The task » Using the data below, tally the lines that include the string "with". Only the number is wanted.

Task data »
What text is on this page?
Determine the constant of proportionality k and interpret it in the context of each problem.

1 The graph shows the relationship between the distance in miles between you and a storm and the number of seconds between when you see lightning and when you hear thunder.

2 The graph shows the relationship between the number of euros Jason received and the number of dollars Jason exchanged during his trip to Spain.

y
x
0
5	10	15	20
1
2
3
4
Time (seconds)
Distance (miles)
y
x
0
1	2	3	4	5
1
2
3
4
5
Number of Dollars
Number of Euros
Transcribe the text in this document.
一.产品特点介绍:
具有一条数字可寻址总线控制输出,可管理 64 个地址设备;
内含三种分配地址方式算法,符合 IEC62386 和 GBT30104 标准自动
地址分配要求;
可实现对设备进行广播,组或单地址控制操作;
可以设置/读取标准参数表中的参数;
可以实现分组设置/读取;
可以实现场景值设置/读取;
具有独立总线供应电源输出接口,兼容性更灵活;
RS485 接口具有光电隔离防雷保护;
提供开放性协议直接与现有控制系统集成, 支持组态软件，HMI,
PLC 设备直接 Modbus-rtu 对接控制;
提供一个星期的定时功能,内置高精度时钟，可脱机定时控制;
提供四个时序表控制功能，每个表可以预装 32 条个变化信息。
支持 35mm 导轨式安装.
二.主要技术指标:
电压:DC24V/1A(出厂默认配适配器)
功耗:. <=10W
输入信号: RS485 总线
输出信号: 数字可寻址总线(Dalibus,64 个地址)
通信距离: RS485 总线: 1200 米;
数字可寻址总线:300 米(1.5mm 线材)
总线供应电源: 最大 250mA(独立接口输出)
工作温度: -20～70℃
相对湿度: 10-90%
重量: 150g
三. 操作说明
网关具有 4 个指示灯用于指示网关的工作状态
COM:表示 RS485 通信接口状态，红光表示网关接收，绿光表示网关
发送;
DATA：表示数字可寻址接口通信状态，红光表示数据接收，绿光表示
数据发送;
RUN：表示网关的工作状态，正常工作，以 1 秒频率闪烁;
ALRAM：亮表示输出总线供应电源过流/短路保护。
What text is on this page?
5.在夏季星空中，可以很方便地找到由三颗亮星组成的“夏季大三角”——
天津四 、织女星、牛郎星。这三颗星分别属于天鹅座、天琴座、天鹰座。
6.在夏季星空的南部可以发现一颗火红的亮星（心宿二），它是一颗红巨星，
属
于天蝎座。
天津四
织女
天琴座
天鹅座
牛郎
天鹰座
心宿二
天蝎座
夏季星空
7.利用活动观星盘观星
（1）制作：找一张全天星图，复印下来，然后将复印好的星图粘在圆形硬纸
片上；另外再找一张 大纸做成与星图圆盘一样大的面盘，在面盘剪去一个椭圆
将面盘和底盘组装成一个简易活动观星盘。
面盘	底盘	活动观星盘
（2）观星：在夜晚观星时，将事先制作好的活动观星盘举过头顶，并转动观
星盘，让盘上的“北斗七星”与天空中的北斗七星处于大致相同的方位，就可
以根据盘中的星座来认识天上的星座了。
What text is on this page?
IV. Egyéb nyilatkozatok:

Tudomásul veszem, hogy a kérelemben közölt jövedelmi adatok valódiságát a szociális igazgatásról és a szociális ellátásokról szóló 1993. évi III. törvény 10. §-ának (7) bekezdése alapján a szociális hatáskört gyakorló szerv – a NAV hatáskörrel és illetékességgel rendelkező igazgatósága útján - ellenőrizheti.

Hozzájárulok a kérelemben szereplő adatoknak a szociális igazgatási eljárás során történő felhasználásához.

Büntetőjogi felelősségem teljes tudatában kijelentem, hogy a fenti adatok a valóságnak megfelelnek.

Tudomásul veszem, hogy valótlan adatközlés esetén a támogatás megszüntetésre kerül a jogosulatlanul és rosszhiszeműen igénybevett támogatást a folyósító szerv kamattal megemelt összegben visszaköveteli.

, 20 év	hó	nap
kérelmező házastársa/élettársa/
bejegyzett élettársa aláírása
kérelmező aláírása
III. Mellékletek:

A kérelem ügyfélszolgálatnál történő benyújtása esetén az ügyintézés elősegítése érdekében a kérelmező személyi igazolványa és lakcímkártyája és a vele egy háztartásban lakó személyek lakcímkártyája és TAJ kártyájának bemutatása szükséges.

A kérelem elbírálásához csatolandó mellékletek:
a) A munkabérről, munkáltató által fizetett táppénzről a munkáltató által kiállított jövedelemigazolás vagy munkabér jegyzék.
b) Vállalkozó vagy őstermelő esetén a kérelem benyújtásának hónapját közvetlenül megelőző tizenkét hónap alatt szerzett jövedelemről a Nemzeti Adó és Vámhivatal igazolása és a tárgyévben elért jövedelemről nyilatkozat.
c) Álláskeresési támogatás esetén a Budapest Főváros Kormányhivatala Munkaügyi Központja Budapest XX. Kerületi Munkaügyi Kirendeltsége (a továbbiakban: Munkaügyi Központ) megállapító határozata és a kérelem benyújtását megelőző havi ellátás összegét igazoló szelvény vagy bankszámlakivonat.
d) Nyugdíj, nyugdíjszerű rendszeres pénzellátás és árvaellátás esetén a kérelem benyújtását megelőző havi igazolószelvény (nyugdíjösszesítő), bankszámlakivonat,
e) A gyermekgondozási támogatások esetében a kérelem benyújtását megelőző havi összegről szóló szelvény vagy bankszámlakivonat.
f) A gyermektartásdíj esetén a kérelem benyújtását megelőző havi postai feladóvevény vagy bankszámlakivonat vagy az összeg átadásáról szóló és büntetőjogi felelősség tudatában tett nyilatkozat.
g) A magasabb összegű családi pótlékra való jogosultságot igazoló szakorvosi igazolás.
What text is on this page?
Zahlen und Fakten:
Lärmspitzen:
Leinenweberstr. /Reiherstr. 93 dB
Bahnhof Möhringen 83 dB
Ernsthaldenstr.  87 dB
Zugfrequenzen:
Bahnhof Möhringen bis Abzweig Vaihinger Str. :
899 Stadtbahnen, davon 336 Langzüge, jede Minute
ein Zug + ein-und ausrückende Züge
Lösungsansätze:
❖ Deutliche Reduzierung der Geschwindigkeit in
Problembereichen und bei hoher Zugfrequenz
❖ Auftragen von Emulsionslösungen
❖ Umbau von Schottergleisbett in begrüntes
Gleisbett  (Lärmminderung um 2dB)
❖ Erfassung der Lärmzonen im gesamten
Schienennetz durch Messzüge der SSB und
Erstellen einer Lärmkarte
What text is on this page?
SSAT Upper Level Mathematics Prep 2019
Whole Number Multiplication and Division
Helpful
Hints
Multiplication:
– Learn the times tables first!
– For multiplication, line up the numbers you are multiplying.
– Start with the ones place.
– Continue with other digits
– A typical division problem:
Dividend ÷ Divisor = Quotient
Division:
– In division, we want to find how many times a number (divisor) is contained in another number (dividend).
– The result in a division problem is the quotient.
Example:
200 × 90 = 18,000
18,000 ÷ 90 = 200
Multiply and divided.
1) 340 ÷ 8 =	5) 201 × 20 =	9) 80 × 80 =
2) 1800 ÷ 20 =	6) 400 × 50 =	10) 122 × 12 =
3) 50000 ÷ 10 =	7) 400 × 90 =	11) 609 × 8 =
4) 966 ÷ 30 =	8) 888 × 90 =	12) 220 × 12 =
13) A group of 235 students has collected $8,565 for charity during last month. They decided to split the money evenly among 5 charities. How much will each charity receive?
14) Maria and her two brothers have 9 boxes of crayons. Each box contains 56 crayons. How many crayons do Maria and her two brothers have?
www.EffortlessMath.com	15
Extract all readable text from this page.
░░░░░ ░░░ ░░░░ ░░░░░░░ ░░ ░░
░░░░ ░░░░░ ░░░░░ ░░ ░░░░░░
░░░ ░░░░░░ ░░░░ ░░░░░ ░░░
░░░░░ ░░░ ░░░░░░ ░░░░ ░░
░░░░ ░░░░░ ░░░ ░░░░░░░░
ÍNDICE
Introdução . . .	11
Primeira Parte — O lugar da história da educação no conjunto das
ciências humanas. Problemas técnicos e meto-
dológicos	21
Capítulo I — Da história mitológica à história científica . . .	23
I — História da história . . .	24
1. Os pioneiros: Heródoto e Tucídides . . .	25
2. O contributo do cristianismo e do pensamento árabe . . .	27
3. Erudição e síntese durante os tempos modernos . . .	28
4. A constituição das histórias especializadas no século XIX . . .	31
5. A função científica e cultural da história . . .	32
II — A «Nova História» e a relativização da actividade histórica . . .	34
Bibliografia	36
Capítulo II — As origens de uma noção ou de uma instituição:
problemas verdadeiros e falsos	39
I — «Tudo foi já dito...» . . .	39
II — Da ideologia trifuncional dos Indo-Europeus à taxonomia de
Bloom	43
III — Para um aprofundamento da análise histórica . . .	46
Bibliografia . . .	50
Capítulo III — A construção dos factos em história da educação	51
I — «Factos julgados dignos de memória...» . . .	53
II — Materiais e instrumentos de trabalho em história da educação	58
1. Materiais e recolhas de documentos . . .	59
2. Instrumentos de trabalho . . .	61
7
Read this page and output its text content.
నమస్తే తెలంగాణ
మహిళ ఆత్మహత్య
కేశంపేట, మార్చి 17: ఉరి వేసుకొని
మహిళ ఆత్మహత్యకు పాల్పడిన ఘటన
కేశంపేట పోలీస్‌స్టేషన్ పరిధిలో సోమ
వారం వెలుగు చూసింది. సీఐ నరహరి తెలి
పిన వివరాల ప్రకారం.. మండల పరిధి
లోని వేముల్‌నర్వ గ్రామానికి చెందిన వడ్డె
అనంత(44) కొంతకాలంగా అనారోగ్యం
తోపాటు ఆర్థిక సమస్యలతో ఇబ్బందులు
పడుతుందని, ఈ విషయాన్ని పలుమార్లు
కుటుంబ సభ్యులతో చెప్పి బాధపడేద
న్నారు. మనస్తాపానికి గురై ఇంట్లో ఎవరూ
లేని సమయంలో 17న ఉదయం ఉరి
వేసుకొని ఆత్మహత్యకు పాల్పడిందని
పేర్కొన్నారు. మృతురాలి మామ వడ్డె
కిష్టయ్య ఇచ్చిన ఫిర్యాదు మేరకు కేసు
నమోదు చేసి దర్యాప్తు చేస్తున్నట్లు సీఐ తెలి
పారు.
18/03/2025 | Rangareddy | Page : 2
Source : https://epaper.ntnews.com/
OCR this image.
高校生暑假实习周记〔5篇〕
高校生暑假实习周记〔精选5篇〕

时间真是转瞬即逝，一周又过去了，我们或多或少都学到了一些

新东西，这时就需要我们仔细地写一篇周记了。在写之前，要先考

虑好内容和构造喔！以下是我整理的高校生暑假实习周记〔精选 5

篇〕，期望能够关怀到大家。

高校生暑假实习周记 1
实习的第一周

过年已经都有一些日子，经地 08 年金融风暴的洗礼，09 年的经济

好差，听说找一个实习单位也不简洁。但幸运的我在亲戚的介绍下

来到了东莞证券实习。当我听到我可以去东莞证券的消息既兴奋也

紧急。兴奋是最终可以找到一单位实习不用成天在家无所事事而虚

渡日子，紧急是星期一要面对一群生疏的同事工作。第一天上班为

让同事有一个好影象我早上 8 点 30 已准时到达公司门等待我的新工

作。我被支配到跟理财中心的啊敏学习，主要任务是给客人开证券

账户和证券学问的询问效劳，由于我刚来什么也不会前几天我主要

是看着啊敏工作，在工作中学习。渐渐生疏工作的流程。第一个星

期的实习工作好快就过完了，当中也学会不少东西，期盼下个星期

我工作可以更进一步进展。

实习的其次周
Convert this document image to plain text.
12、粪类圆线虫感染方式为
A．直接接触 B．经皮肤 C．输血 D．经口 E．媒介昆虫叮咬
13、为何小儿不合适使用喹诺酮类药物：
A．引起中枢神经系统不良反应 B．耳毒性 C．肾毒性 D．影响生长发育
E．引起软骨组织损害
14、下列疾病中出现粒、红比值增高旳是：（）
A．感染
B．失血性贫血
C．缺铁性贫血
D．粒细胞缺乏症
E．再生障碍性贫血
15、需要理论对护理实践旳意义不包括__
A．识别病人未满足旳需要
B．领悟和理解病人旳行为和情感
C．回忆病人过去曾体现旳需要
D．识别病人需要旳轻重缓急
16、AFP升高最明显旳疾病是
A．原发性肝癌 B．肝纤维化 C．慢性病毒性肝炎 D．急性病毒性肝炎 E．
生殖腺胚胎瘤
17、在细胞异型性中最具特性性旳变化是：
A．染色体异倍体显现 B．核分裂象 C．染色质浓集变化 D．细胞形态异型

Solution for this problem » 2